» **Task**: Return each line of the records holding the string "Share".

-- begin Material --

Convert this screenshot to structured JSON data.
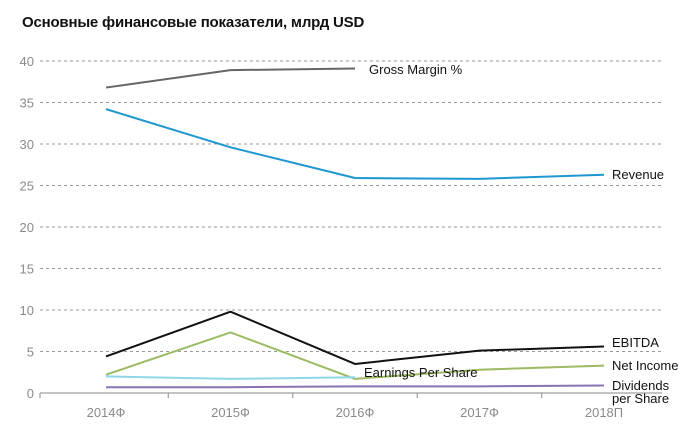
{
  "chart_data": {
    "type": "line",
    "title": "Основные финансовые показатели, млрд USD",
    "xlabel": "",
    "ylabel": "",
    "categories": [
      "2014Ф",
      "2015Ф",
      "2016Ф",
      "2017Ф",
      "2018П"
    ],
    "yticks": [
      "0",
      "5",
      "10",
      "15",
      "20",
      "25",
      "30",
      "35",
      "40"
    ],
    "ylim": [
      0,
      40
    ],
    "grid": "horizontal-dashed",
    "legend": "inline-labels-right",
    "series": [
      {
        "name": "Gross Margin %",
        "color": "#666666",
        "values": [
          36.8,
          38.9,
          39.1,
          null,
          null
        ]
      },
      {
        "name": "Revenue",
        "color": "#1e96d0",
        "values": [
          34.2,
          29.6,
          25.9,
          25.8,
          26.3
        ]
      },
      {
        "name": "EBITDA",
        "color": "#111111",
        "values": [
          4.4,
          9.8,
          3.5,
          5.1,
          5.6
        ]
      },
      {
        "name": "Net Income",
        "color": "#9dbb63",
        "values": [
          2.2,
          7.3,
          1.7,
          2.8,
          3.3
        ]
      },
      {
        "name": "Earnings Per Share",
        "color": "#8fd6e6",
        "values": [
          2.0,
          1.7,
          1.9,
          null,
          null
        ]
      },
      {
        "name": "Dividends per Share",
        "color": "#8a72b3",
        "values": [
          0.7,
          0.7,
          0.8,
          0.8,
          0.9
        ]
      }
    ]
  }
}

-- end Material --

» **Output**:
        "name": "Earnings Per Share",
        "name": "Dividends per Share",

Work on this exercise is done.